▶ [What you are asked to do]
The records that follow are to be transcribed in full, without their images.

▶ [Input data]
···

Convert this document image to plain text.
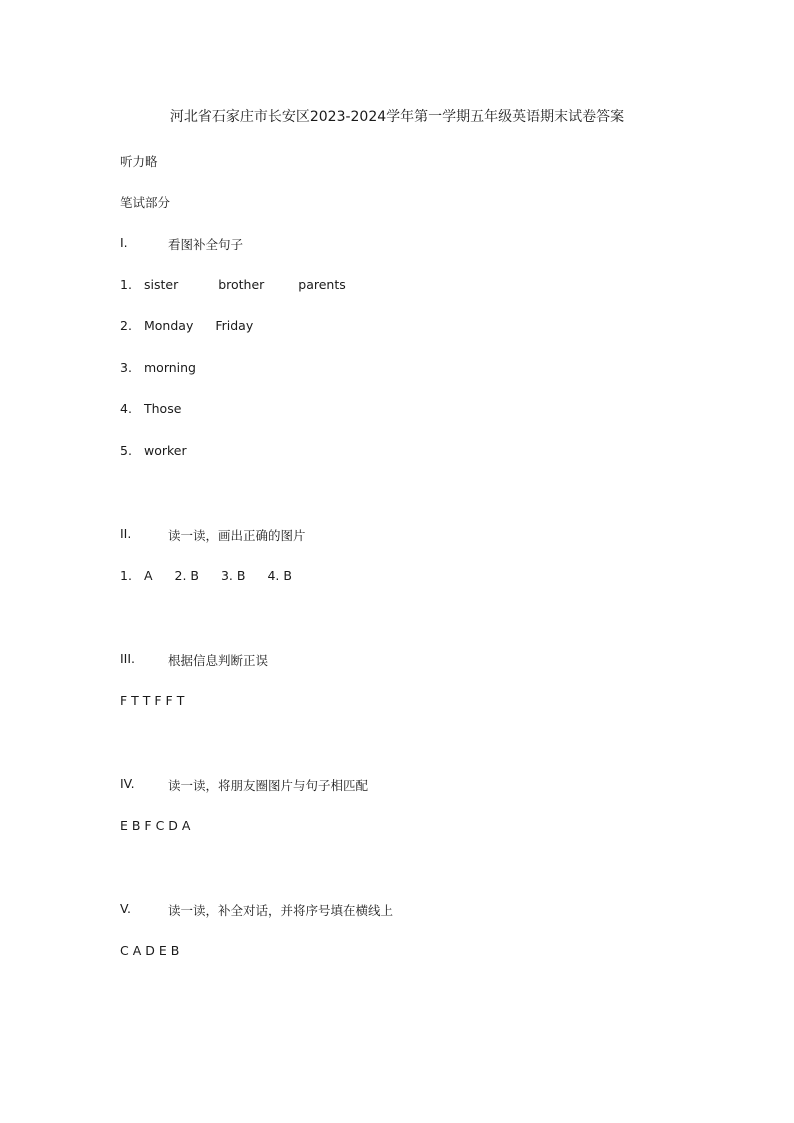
河北省石家庄市长安区2023-2024学年第一学期五年级英语期末试卷答案
听力略
笔试部分
I.	看图补全句子
1. sister	brother	parents
2. Monday Friday
3. morning
4. Those
5. worker
II.	读一读，画出正确的图片
1. A 2. B 3. B 4. B
III.	根据信息判断正误
F T T F F T
IV.	读一读，将朋友圈图片与句子相匹配
E B F C D A
V.	读一读，补全对话，并将序号填在横线上
C A D E B
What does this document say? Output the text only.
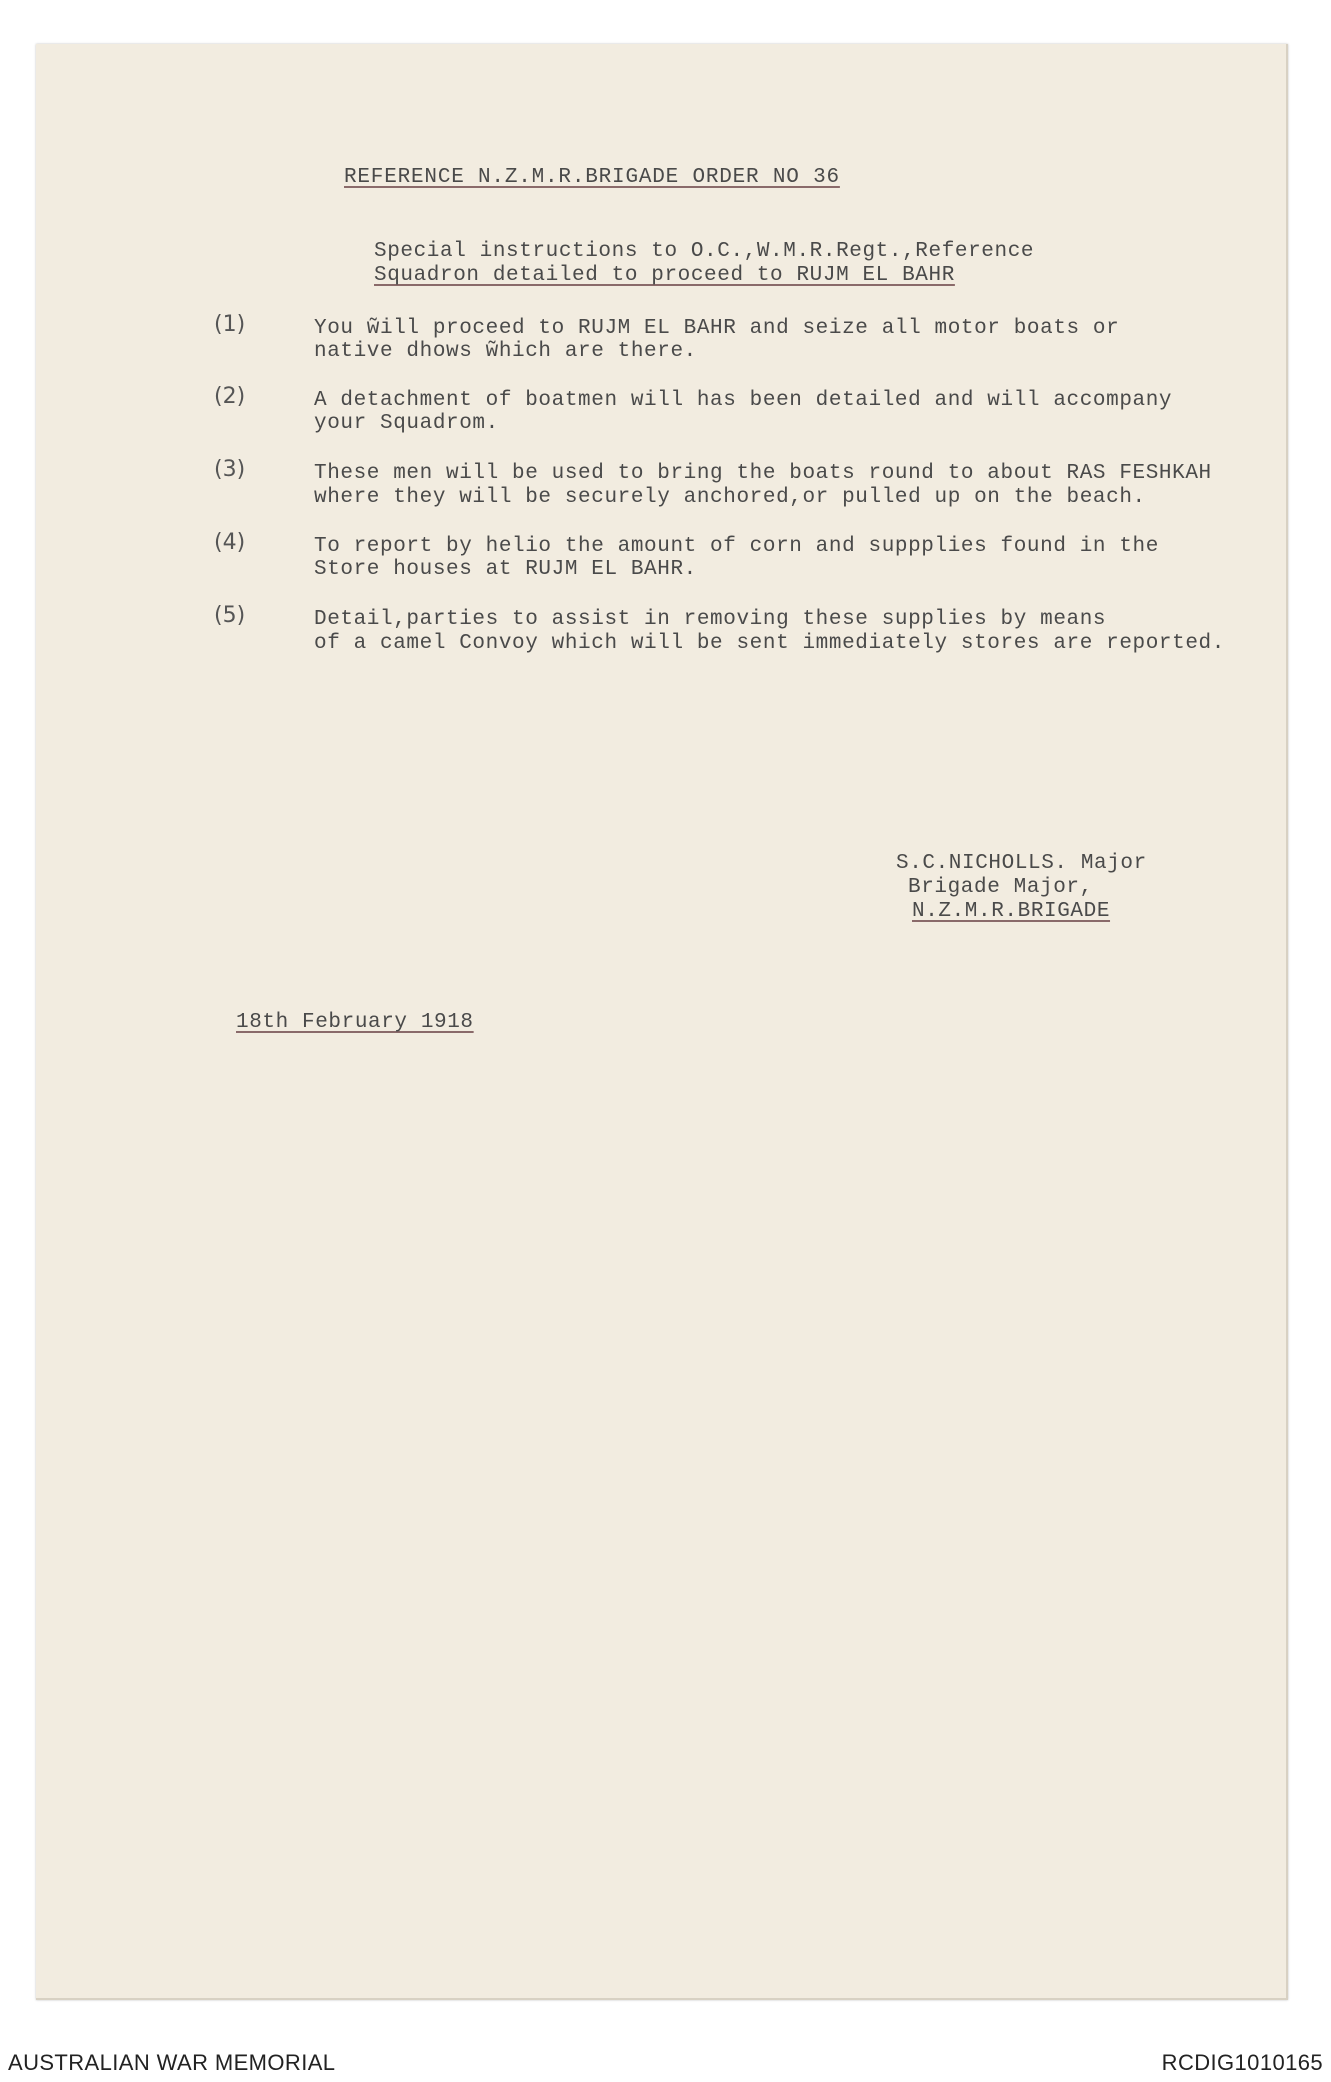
REFERENCE N.Z.M.R.BRIGADE ORDER NO 36
Special instructions to O.C.,W.M.R.Regt.,Reference
Squadron detailed to proceed to RUJM EL BAHR
(1)	You w̃ill proceed to RUJM EL BAHR and seize all motor boats or
native dhows w̃hich are there.
(2)	A detachment of boatmen will has been detailed and will accompany
your Squadrom.
(3)	These men will be used to bring the boats round to about RAS FESHKAH
where they will be securely anchored,or pulled up on the beach.
(4)	To report by helio the amount of corn and suppplies found in the
Store houses at RUJM EL BAHR.
(5)	Detail,parties to assist in removing these supplies by means
of a camel Convoy which will be sent immediately stores are reported.
S.C.NICHOLLS. Major
Brigade Major,
N.Z.M.R.BRIGADE
18th February 1918
AUSTRALIAN WAR MEMORIAL	RCDIG1010165
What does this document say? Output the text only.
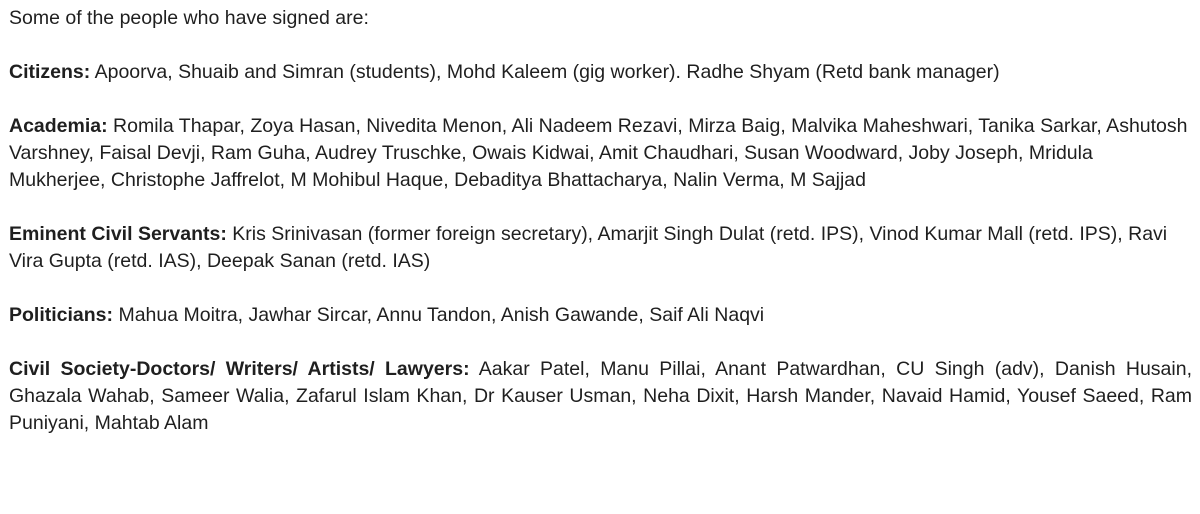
Some of the people who have signed are:

Citizens: Apoorva, Shuaib and Simran (students), Mohd Kaleem (gig worker). Radhe Shyam (Retd bank manager)

Academia: Romila Thapar, Zoya Hasan, Nivedita Menon, Ali Nadeem Rezavi, Mirza Baig, Malvika Maheshwari, Tanika Sarkar, Ashutosh Varshney, Faisal Devji, Ram Guha, Audrey Truschke, Owais Kidwai, Amit Chaudhari, Susan Woodward, Joby Joseph, Mridula Mukherjee, Christophe Jaffrelot, M Mohibul Haque, Debaditya Bhattacharya, Nalin Verma, M Sajjad

Eminent Civil Servants: Kris Srinivasan (former foreign secretary), Amarjit Singh Dulat (retd. IPS), Vinod Kumar Mall (retd. IPS), Ravi Vira Gupta (retd. IAS), Deepak Sanan (retd. IAS)

Politicians: Mahua Moitra, Jawhar Sircar, Annu Tandon, Anish Gawande, Saif Ali Naqvi

Civil Society-Doctors/ Writers/ Artists/ Lawyers: Aakar Patel, Manu Pillai, Anant Patwardhan, CU Singh (adv), Danish Husain, Ghazala Wahab, Sameer Walia, Zafarul Islam Khan, Dr Kauser Usman, Neha Dixit, Harsh Mander, Navaid Hamid, Yousef Saeed, Ram Puniyani, Mahtab Alam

···

▶ [Written solution]
Convert this document image to plain text.
河北省石家庄市长安区2023-2024学年第一学期五年级英语期末试卷答案
听力略
笔试部分
I.	看图补全句子
1. sister	brother	parents
2. Monday Friday
3. morning
4. Those
5. worker
II.	读一读，画出正确的图片
1. A 2. B 3. B 4. B
III.	根据信息判断正误
F T T F F T
IV.	读一读，将朋友圈图片与句子相匹配
E B F C D A
V.	读一读，补全对话，并将序号填在横线上
C A D E B
What does this document say? Output the text only.
REFERENCE N.Z.M.R.BRIGADE ORDER NO 36
Special instructions to O.C.,W.M.R.Regt.,Reference
Squadron detailed to proceed to RUJM EL BAHR
(1)	You w̃ill proceed to RUJM EL BAHR and seize all motor boats or
native dhows w̃hich are there.
(2)	A detachment of boatmen will has been detailed and will accompany
your Squadrom.
(3)	These men will be used to bring the boats round to about RAS FESHKAH
where they will be securely anchored,or pulled up on the beach.
(4)	To report by helio the amount of corn and suppplies found in the
Store houses at RUJM EL BAHR.
(5)	Detail,parties to assist in removing these supplies by means
of a camel Convoy which will be sent immediately stores are reported.
S.C.NICHOLLS. Major
Brigade Major,
N.Z.M.R.BRIGADE
18th February 1918
AUSTRALIAN WAR MEMORIAL	RCDIG1010165
What does this document say? Output the text only.
Some of the people who have signed are:

Citizens: Apoorva, Shuaib and Simran (students), Mohd Kaleem (gig worker). Radhe Shyam (Retd bank manager)

Academia: Romila Thapar, Zoya Hasan, Nivedita Menon, Ali Nadeem Rezavi, Mirza Baig, Malvika Maheshwari, Tanika Sarkar, Ashutosh Varshney, Faisal Devji, Ram Guha, Audrey Truschke, Owais Kidwai, Amit Chaudhari, Susan Woodward, Joby Joseph, Mridula Mukherjee, Christophe Jaffrelot, M Mohibul Haque, Debaditya Bhattacharya, Nalin Verma, M Sajjad

Eminent Civil Servants: Kris Srinivasan (former foreign secretary), Amarjit Singh Dulat (retd. IPS), Vinod Kumar Mall (retd. IPS), Ravi Vira Gupta (retd. IAS), Deepak Sanan (retd. IAS)

Politicians: Mahua Moitra, Jawhar Sircar, Annu Tandon, Anish Gawande, Saif Ali Naqvi

Civil Society-Doctors/ Writers/ Artists/ Lawyers: Aakar Patel, Manu Pillai, Anant Patwardhan, CU Singh (adv), Danish Husain, Ghazala Wahab, Sameer Walia, Zafarul Islam Khan, Dr Kauser Usman, Neha Dixit, Harsh Mander, Navaid Hamid, Yousef Saeed, Ram Puniyani, Mahtab Alam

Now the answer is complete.